EXERCISE:
Return the passage of the quad core article starting at "The Internet has" and ending at "Googled for help.", copied word for word.

DOCUMENT:
·····

So it’s a year later and dual core is quickly becoming the standard for new high-end laptops and desktops, although microchip manufacturers still do a brisk businesses selling high-end single core processors as well.

And now Intel and AMD are preparing to launch quad core configurations — four processors running at the same time on a single chip, enabling faster, burlier computing.

I find it hard to care. To me it matters about as much as the battle to see how many blades razor companies can cram onto a single shaver — just how baby-smooth do we need our chins to be?

One of main reasons I find it so hard to care is that at the same time Intel and AMD were announcing quad cores they were also claiming that this is only the first step and that we’ll be seeing “octo” cores and “deca-sexa” cores, and so on, in the near future. Where’s the business sense in announcing that you’re already hard at work making your next generation products obsolete?

It seems the Gigahertz race, which is slowing down because of the physical limitations of copper and silicon, has been replaced by a race to see what company can stack the most processors onto a single chip without the whole thing toppling like Jenga blocks.

The “bigger is always better” should be ecstatic with the whole core-stacking revolution, but what will it really mean for the rest of us? Will we need to continue to upgrade our computers and software because some gearheads want the ability to simultaneously Skype home, burn DVDs, watch BitTorrent episodes of Lost, and play World of Warcraft on a separate monitor?

And will tech companies support this quad core revolution or are they going to say, “enough eggheads, we’re developing our stuff for the dual core configuration for next five years, so go back to your labs”?

Buying a computer is already getting too complicated. For example, the new Mac Pro boxes are being sold as “quad workstations” because they contain two dual-core processors, and not because they have a single processor with four cores. Obviously they’re not the same thing.

Also, the term ‘quad’ is also misleading because it suggests that a chip should have four times the computer power of a regular chip, but that’s not possible because no complementing hardware or software is designed to make full use of the architecture. There are significant bottlenecks to performance to overcome.

The quad core processors will obviously be a little faster in tests than two duals running together, given that the processors are integrated onto a single chip and there are efficiencies to that design, but nobody can really know what any of this means. Even with benchmarks it will still be confusing.

Ars Technica ( www.arstechnica.com ) summed up the quad announcement best: “The results are going to vary with application type to a much higher degree than reviewers have so far been accustomed to… It’s one thing to use synthetic benchmarks to get CPU horserace numbers for two systems that are very similar, but when you move out of the realm of oranges vs. oranges and into the realm of oranges vs. grapefruit, it becomes less of a horserace and more of a question of which tool best fits the specific types of jobs that you want to do. In this context, real-world application performance is the only thing worth looking at.”

Paraphrasing quite liberally, the chip companies may be making a mistake pushing the numbers game too far. There’s a real danger that they wind up with too many product lines that eventually will start to compete against each other as well as the products of other chipmakers. At the same time they might lose any economic benefits realized from mass producing and marketing only a handful of different chip models, confuse the average buyer, convince some buyers to hold off buying until they can be sure they’re buying the right chip, and force gearheads and reviewers to make brutally honest evaluations of costs vs. performance.

 

Dark movie I.Q.

The Internet has always been a great place to test your knowledge on different subjects through online quizzes, but the people at M&M’s have gone one step further with a little contest called 50 Dark Movies Hidden In A Painting — http://us.mms.com/us/dark/index.jsp . The important thing to remember is that they’re “dark” movies, not necessarily horror movies, but it’s a phenomenal game and really gets you into the spirit for Halloween. I got to 34 movies before I Googled for help.

·····

DATASET CONTENT:
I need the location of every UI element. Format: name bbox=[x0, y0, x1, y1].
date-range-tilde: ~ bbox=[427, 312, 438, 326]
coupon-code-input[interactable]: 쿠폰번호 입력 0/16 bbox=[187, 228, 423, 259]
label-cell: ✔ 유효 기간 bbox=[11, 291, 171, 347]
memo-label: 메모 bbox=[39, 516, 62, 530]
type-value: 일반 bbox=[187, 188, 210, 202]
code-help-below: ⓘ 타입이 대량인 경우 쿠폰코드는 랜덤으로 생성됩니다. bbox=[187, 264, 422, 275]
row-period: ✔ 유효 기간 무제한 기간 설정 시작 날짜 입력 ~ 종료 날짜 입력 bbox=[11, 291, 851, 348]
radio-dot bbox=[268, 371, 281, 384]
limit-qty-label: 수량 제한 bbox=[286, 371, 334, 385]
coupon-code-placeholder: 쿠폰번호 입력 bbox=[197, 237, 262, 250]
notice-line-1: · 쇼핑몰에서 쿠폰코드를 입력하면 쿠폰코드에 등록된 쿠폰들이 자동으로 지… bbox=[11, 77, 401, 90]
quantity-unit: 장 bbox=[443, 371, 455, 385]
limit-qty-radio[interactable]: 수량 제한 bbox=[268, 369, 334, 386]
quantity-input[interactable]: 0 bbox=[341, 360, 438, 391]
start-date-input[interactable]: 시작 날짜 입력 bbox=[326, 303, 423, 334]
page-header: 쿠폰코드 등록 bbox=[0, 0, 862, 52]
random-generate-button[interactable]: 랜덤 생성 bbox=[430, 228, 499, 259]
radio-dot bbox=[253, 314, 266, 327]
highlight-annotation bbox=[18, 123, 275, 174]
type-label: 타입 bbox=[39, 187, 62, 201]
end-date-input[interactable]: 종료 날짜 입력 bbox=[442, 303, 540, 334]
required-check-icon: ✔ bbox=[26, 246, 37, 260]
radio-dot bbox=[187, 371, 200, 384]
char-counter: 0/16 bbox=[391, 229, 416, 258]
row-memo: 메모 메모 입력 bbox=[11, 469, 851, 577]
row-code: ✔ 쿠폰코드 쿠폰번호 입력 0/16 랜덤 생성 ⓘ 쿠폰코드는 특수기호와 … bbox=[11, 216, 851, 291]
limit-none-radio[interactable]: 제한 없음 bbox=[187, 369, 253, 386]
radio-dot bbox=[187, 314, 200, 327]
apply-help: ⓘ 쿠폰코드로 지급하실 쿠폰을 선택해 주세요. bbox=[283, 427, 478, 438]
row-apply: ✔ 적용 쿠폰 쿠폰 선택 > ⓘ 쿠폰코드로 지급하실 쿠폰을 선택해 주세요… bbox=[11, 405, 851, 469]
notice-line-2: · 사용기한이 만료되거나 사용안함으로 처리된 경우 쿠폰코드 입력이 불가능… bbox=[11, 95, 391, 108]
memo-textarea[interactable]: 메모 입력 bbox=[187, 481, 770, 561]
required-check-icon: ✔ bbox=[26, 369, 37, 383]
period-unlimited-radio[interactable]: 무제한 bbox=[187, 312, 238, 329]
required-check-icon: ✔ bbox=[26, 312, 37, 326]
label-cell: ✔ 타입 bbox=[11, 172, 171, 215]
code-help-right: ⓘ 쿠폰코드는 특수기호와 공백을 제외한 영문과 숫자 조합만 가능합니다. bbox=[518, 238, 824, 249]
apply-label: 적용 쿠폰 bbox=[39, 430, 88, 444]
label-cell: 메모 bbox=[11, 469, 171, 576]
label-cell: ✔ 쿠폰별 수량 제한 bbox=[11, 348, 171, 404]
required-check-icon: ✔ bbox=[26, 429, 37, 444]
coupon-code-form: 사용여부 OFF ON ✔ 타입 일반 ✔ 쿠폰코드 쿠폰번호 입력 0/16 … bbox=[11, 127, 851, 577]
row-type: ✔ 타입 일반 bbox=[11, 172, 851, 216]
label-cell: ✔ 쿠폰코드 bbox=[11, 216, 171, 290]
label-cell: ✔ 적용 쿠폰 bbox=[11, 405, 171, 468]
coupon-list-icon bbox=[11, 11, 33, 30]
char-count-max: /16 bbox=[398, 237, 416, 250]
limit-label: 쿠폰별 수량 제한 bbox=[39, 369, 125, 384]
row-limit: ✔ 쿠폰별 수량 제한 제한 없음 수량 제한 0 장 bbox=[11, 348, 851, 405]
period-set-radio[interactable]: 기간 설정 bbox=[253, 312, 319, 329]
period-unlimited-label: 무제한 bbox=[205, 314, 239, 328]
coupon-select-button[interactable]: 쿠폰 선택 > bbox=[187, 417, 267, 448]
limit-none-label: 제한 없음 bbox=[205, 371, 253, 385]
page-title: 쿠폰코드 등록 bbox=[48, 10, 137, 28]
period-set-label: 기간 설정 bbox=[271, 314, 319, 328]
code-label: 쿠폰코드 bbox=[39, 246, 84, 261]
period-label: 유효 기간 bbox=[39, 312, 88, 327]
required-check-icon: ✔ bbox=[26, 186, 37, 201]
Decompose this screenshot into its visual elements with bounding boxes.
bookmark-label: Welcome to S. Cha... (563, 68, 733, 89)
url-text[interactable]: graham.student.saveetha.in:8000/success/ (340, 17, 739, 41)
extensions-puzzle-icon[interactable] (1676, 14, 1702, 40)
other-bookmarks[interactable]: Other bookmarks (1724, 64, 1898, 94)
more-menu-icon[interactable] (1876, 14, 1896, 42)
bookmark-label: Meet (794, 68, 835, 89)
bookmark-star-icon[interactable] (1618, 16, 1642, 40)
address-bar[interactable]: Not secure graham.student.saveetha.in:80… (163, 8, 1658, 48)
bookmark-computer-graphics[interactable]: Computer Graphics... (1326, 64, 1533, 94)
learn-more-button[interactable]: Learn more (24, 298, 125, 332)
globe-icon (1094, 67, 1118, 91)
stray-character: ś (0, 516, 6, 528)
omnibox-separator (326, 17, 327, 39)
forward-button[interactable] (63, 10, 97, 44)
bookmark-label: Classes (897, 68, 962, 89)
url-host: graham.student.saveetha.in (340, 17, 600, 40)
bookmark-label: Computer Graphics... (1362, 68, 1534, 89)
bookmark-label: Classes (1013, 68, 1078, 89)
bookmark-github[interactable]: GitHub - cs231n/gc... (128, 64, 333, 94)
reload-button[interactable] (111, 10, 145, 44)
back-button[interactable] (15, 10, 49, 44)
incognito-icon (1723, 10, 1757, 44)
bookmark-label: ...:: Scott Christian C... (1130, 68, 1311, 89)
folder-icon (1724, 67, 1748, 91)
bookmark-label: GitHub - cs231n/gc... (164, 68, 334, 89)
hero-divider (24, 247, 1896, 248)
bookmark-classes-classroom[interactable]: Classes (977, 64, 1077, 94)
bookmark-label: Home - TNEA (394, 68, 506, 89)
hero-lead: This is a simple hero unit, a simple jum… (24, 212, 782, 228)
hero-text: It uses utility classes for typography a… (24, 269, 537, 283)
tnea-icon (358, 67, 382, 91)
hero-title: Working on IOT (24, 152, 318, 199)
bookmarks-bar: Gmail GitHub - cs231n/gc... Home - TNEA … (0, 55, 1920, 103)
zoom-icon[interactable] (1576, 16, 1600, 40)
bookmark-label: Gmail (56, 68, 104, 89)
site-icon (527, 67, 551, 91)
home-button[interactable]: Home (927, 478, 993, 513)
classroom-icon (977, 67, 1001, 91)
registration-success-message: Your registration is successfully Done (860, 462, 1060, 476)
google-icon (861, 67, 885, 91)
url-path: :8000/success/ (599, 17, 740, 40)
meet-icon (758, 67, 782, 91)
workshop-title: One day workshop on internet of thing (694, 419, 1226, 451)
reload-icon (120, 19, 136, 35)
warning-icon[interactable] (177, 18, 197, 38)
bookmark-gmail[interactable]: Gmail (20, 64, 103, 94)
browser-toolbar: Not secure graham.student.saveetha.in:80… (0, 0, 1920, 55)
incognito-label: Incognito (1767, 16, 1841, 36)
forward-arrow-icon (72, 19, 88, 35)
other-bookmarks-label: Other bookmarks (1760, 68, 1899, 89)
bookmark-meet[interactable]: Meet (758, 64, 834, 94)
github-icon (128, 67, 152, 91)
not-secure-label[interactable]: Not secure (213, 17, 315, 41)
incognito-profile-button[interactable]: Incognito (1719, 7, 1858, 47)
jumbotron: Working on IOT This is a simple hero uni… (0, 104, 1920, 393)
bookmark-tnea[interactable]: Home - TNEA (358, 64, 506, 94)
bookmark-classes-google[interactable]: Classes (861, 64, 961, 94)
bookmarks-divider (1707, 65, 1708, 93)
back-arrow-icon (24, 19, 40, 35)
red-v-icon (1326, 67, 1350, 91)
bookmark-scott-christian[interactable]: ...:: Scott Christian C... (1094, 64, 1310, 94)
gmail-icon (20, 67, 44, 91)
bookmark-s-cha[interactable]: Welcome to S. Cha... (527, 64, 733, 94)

·····

RIGHT ANSWER:
The Internet has always been a great place to test your knowledge on different subjects through online quizzes, but the people at M&M’s have gone one step further with a little contest called 50 Dark Movies Hidden In A Painting — http://us.mms.com/us/dark/index.jsp . The important thing to remember is that they’re “dark” movies, not necessarily horror movies, but it’s a phenomenal game and really gets you into the spirit for Halloween. I got to 34 movies before I Googled for help.